EXTRACTED INFORMATION:
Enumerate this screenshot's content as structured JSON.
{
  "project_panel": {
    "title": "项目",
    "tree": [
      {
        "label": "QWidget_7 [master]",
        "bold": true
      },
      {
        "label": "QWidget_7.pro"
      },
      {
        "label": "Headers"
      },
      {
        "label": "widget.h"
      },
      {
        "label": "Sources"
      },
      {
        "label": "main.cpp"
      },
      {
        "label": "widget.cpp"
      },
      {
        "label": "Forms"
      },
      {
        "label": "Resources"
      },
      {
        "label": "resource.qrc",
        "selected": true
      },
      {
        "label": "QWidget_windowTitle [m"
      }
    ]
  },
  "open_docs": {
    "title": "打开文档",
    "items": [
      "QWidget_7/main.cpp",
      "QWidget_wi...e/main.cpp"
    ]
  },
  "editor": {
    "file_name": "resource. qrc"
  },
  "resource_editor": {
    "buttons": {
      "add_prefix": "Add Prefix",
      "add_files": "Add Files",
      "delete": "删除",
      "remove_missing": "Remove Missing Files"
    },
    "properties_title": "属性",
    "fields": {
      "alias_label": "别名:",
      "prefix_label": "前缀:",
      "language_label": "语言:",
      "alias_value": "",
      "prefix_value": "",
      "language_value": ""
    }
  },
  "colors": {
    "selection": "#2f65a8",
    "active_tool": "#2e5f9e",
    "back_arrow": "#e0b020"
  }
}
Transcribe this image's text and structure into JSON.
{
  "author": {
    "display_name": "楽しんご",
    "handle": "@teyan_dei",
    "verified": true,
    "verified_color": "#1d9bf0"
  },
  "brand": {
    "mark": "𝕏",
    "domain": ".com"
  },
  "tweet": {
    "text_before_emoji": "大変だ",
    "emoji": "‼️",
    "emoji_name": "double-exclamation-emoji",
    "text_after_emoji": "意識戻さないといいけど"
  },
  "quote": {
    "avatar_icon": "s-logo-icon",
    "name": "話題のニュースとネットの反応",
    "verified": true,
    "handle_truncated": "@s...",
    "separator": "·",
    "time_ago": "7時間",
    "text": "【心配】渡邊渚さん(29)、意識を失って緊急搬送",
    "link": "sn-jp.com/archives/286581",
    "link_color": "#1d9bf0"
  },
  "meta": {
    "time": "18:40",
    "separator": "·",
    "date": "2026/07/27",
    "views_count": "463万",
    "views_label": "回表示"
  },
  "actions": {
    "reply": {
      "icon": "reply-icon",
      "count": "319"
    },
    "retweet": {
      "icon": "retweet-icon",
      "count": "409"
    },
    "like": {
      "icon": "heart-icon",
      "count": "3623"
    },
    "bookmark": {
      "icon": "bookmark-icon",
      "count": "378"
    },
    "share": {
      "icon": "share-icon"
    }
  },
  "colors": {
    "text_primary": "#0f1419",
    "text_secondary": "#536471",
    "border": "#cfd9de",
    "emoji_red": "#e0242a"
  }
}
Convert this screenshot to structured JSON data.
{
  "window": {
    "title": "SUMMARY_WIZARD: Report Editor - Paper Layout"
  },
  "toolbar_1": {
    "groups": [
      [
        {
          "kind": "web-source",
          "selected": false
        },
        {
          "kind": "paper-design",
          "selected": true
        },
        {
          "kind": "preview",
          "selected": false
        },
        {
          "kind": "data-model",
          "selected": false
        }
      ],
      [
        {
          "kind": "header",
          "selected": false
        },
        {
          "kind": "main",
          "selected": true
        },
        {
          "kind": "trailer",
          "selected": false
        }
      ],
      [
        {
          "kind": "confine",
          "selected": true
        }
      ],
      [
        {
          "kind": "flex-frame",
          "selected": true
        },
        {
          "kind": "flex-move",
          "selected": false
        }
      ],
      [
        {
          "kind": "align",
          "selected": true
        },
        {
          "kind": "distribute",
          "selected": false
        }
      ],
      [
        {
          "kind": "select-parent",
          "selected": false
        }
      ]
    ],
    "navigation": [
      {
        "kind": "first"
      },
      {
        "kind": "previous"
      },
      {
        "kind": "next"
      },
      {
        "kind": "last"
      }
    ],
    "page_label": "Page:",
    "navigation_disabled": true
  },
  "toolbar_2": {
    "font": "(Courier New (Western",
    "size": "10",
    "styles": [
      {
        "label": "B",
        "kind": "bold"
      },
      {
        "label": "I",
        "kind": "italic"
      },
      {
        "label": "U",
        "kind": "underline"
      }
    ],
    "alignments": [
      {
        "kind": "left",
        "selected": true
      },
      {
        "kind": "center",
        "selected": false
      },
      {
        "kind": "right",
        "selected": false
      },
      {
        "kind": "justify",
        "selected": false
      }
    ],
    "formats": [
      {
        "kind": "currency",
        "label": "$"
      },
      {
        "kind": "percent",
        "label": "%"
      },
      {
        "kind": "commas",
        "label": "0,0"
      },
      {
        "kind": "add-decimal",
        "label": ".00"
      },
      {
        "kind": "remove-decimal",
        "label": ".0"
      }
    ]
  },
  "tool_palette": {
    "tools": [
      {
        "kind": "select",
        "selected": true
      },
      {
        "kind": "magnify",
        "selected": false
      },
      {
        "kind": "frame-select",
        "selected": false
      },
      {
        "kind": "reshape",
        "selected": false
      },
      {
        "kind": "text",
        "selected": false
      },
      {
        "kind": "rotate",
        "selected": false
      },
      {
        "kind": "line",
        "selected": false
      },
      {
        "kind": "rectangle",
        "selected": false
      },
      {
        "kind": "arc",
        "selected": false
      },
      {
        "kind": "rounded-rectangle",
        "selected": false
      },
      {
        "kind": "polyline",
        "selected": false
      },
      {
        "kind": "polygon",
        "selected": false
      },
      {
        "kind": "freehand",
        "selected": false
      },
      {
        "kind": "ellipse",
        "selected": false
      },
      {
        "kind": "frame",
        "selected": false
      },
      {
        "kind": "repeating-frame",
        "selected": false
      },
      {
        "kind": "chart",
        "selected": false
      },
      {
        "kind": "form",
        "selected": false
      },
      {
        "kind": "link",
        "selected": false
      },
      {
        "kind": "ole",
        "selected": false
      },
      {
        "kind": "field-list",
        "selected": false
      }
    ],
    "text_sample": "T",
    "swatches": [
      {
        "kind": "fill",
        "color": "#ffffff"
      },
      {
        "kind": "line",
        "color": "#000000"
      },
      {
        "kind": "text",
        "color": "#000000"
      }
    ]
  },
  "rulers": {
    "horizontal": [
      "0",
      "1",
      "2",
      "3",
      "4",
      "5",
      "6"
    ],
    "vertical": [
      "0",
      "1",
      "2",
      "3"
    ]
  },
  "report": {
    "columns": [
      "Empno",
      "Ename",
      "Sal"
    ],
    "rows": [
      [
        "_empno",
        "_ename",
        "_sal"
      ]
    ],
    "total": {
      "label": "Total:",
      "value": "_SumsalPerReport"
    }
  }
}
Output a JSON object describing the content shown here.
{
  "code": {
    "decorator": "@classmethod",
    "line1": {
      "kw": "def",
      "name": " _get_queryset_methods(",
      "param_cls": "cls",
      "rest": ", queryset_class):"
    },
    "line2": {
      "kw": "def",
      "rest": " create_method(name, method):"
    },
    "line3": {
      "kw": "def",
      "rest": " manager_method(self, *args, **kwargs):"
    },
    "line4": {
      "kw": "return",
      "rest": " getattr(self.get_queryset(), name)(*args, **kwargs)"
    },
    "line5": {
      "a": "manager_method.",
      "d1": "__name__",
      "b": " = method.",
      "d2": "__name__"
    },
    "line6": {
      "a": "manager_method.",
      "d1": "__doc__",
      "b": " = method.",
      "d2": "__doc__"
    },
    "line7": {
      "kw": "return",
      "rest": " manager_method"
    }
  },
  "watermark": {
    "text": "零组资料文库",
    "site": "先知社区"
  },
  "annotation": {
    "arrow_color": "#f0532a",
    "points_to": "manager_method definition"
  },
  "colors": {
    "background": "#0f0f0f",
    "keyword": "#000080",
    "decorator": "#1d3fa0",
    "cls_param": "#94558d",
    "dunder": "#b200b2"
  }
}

REQUIREMENT:
Check each line above for the string "decimal" and show the ones that have it.

SOLUTION TO THIS TASK:
        "kind": "add-decimal",
        "kind": "remove-decimal",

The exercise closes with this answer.